**WHAT THE TASK REQUIRES**
Sift the listing for lines that hold the string "cells" and pull them out.

**MATERIAL FOR THIS TASK**
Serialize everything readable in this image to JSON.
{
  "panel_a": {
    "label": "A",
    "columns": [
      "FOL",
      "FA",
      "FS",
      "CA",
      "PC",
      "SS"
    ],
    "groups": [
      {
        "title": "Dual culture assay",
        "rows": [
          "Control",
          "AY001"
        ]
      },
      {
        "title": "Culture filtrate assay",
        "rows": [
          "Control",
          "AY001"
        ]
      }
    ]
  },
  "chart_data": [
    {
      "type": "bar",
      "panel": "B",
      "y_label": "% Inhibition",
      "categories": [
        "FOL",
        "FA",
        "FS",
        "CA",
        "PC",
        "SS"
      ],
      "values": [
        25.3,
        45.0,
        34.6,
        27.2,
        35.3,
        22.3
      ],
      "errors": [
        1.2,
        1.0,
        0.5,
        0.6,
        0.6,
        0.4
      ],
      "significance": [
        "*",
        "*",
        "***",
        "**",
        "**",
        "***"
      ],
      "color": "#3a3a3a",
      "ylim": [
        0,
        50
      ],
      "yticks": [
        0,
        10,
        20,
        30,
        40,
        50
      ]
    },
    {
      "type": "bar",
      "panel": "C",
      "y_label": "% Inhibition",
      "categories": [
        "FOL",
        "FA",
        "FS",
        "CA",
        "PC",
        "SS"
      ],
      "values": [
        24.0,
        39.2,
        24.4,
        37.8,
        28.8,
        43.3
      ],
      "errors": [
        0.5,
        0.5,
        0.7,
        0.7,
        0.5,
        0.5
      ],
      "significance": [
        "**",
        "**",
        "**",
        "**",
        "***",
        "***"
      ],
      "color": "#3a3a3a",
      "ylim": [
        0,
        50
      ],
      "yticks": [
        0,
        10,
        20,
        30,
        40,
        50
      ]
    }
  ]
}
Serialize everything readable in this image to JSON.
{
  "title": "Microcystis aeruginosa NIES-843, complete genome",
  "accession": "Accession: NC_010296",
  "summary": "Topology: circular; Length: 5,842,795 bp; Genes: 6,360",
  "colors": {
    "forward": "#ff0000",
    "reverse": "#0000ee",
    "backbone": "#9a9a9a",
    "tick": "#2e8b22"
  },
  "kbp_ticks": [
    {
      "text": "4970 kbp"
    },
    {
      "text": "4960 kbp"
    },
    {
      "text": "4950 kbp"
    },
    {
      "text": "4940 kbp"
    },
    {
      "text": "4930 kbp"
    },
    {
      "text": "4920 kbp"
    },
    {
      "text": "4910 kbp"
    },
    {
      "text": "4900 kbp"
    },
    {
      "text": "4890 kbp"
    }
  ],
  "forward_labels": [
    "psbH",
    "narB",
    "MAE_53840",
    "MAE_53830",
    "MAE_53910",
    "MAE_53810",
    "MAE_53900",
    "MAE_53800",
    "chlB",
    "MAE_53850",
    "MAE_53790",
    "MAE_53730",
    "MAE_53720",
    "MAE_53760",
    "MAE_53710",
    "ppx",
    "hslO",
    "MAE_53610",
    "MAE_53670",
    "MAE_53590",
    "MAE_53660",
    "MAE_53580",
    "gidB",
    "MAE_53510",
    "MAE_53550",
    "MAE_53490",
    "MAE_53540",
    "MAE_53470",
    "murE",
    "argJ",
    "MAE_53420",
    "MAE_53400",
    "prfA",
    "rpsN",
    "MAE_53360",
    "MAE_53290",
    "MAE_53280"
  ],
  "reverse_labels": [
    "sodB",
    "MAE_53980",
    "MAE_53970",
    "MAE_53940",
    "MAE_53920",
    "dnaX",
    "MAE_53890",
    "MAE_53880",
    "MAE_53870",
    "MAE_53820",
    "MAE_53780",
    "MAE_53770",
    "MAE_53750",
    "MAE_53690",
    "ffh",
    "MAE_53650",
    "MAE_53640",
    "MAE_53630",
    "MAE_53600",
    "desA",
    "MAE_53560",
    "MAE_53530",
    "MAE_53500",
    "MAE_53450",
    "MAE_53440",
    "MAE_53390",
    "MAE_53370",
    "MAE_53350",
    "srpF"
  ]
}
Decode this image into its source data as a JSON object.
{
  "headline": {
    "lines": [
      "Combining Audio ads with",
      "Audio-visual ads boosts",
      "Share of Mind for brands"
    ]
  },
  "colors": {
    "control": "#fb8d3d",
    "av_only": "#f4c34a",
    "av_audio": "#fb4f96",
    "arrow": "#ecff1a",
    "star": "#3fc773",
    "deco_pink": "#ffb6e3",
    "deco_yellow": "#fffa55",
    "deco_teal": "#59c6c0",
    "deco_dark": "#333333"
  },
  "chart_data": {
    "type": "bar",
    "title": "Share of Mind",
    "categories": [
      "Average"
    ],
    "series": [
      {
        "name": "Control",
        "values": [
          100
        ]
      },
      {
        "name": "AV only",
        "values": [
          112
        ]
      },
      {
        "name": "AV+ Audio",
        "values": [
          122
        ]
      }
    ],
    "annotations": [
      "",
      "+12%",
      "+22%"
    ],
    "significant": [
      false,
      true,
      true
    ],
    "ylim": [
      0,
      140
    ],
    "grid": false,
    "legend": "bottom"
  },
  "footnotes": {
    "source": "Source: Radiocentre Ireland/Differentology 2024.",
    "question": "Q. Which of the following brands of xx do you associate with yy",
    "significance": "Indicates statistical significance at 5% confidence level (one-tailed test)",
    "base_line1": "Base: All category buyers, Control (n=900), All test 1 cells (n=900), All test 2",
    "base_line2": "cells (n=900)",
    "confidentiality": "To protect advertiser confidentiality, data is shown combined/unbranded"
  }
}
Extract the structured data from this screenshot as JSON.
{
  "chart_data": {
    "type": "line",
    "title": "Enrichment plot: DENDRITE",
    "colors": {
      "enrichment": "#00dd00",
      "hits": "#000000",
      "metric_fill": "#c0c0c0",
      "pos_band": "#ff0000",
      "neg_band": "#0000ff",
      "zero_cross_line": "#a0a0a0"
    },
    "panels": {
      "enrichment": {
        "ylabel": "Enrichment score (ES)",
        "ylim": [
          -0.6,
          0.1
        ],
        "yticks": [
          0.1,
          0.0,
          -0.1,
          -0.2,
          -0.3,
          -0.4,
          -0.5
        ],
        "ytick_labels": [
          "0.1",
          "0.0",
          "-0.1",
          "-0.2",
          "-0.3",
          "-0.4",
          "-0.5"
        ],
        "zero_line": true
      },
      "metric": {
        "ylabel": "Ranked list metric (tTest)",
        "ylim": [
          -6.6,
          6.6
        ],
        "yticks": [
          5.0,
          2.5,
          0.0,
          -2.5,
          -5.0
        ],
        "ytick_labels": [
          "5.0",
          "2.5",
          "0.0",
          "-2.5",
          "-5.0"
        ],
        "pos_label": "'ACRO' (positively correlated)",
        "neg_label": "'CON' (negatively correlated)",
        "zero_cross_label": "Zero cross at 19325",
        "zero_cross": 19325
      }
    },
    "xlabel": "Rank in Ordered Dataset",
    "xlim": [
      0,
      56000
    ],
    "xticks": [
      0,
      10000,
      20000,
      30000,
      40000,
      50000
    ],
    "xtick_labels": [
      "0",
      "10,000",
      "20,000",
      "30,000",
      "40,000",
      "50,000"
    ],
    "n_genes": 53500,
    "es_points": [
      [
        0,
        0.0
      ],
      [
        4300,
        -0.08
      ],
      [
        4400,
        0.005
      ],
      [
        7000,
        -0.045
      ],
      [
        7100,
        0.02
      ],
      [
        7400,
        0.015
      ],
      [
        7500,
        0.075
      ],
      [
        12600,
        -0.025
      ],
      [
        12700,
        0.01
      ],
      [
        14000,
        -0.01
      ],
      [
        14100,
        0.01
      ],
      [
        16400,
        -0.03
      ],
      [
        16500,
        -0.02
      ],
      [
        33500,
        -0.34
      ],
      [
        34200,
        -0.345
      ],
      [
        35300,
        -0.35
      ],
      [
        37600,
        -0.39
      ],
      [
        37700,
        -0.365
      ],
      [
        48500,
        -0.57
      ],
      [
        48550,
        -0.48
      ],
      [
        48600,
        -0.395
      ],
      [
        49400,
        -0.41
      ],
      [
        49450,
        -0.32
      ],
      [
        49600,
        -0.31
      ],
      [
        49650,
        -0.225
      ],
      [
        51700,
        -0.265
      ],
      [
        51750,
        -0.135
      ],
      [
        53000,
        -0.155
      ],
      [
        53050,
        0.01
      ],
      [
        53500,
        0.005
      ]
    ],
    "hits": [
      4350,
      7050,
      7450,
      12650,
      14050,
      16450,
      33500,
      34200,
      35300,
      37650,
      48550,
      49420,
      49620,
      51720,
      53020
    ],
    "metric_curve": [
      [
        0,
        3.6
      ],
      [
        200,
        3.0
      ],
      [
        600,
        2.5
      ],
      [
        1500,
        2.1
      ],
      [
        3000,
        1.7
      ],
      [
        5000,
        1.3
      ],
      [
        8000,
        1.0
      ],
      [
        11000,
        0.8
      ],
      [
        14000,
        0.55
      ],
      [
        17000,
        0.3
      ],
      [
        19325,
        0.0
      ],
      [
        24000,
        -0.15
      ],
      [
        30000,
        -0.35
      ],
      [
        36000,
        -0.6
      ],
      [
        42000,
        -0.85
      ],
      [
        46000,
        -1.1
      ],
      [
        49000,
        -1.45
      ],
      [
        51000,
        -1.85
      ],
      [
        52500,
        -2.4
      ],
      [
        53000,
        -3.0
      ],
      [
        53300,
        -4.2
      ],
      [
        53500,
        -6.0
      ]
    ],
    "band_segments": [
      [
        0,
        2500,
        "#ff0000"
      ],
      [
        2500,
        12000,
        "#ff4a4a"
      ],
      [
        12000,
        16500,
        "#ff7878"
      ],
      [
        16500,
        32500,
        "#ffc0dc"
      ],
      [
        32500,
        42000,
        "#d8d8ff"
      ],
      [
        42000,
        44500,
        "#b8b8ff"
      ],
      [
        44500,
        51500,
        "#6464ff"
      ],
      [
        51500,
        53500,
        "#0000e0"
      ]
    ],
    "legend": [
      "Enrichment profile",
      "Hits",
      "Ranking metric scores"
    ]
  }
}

**ANSWER SPACE**
    "base_line1": "Base: All category buyers, Control (n=900), All test 1 cells (n=900), All test 2",
    "base_line2": "cells (n=900)",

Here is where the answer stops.